▶ [YOUR GOAL]:
Pull out every line with the word "bliver".

▶ [EXTRACTED INFORMATION]:
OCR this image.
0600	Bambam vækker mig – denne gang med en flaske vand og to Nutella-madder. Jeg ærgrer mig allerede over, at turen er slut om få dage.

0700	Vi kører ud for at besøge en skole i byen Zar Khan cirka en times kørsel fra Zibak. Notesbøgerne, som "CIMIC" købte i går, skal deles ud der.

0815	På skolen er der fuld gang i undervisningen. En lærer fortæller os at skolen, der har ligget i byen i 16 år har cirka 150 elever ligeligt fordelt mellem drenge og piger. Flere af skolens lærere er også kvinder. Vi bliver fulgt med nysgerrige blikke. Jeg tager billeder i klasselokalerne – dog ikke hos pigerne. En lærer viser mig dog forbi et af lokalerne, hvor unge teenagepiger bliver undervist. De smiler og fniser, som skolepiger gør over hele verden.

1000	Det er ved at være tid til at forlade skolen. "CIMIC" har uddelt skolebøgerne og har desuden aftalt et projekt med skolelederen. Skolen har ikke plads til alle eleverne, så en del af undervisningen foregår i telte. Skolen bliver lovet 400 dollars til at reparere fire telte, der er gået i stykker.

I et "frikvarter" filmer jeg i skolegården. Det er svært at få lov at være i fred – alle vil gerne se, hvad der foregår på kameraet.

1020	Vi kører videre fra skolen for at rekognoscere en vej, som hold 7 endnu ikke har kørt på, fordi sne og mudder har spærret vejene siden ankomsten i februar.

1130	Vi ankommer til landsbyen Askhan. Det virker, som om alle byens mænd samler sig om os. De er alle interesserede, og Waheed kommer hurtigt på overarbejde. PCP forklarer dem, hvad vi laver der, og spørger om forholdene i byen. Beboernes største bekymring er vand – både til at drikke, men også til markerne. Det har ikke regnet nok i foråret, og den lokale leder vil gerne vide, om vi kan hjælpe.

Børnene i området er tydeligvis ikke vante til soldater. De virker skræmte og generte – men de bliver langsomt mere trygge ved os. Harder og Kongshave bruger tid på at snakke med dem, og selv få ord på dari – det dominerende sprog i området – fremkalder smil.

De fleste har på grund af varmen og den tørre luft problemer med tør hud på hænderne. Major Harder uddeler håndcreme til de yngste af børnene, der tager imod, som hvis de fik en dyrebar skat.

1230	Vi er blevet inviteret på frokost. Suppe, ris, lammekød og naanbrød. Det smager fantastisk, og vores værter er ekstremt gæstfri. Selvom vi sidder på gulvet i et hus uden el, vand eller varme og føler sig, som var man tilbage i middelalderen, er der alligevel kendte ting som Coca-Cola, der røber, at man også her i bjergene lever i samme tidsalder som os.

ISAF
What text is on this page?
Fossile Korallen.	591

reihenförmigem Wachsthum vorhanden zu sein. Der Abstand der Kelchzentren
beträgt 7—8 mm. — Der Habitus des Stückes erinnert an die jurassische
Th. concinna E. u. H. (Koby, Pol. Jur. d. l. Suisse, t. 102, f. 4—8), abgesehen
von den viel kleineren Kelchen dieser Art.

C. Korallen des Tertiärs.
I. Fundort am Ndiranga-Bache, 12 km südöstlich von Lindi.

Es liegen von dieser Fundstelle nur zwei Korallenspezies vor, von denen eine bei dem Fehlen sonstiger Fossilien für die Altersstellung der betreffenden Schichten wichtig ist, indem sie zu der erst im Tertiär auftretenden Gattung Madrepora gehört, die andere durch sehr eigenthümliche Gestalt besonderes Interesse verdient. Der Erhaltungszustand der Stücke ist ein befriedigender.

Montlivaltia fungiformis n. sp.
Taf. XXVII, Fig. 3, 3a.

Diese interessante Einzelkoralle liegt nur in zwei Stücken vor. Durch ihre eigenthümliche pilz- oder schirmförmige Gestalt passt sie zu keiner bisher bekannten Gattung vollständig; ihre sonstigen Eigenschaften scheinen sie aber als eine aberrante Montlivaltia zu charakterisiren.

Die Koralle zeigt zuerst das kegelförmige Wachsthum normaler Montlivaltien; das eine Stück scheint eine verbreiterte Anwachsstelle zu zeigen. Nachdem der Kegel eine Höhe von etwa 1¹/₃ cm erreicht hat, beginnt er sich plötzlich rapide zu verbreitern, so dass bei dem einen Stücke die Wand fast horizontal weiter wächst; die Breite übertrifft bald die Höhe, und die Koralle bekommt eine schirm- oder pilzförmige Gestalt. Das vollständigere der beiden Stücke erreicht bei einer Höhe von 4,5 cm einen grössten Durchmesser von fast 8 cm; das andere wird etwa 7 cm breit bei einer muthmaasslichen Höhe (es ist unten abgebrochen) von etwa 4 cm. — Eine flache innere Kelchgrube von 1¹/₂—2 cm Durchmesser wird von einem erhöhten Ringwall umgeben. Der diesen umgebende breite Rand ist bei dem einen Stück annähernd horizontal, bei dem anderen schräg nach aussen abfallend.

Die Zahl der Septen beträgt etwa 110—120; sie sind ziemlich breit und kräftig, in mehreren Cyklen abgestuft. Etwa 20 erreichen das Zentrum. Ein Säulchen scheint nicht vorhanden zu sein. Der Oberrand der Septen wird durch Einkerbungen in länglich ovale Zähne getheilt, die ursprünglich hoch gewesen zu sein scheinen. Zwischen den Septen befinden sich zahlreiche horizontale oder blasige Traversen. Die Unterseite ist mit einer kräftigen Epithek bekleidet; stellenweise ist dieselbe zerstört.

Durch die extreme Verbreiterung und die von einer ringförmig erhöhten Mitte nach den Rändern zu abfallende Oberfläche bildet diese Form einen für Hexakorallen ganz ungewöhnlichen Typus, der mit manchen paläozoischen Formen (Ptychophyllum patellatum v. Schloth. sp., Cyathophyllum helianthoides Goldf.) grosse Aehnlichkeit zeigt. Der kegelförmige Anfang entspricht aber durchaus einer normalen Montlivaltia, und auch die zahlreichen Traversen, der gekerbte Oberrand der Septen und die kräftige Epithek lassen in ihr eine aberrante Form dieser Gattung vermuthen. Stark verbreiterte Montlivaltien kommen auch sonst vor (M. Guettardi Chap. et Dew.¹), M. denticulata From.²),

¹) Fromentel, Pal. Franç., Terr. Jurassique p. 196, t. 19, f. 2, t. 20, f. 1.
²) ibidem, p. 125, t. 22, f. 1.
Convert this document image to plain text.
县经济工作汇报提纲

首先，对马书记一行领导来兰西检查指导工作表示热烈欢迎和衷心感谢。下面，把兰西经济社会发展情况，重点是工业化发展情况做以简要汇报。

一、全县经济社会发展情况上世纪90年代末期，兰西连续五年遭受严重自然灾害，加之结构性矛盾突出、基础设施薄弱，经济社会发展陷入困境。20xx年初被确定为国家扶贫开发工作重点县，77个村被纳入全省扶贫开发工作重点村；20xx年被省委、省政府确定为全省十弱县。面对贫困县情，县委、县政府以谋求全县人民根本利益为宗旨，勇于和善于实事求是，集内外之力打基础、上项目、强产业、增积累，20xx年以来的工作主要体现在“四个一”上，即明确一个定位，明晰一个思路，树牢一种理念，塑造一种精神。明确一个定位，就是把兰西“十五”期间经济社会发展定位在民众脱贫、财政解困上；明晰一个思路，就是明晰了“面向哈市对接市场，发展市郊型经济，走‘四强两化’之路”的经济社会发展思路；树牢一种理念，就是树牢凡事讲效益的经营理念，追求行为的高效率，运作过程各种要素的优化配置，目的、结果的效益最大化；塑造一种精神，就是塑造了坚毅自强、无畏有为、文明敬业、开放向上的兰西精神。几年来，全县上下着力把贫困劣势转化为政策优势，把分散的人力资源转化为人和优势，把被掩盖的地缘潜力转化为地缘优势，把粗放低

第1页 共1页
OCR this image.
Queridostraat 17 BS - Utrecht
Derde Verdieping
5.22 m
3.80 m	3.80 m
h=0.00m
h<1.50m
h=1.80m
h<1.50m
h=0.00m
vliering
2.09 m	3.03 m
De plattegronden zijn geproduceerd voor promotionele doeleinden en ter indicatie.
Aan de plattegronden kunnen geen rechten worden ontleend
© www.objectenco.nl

▶ [SOLUTION]:
0815	På skolen er der fuld gang i undervisningen. En lærer fortæller os at skolen, der har ligget i byen i 16 år har cirka 150 elever ligeligt fordelt mellem drenge og piger. Flere af skolens lærere er også kvinder. Vi bliver fulgt med nysgerrige blikke. Jeg tager billeder i klasselokalerne – dog ikke hos pigerne. En lærer viser mig dog forbi et af lokalerne, hvor unge teenagepiger bliver undervist. De smiler og fniser, som skolepiger gør over hele verden.
1000	Det er ved at være tid til at forlade skolen. "CIMIC" har uddelt skolebøgerne og har desuden aftalt et projekt med skolelederen. Skolen har ikke plads til alle eleverne, så en del af undervisningen foregår i telte. Skolen bliver lovet 400 dollars til at reparere fire telte, der er gået i stykker.
Børnene i området er tydeligvis ikke vante til soldater. De virker skræmte og generte – men de bliver langsomt mere trygge ved os. Harder og Kongshave bruger tid på at snakke med dem, og selv få ord på dari – det dominerende sprog i området – fremkalder smil.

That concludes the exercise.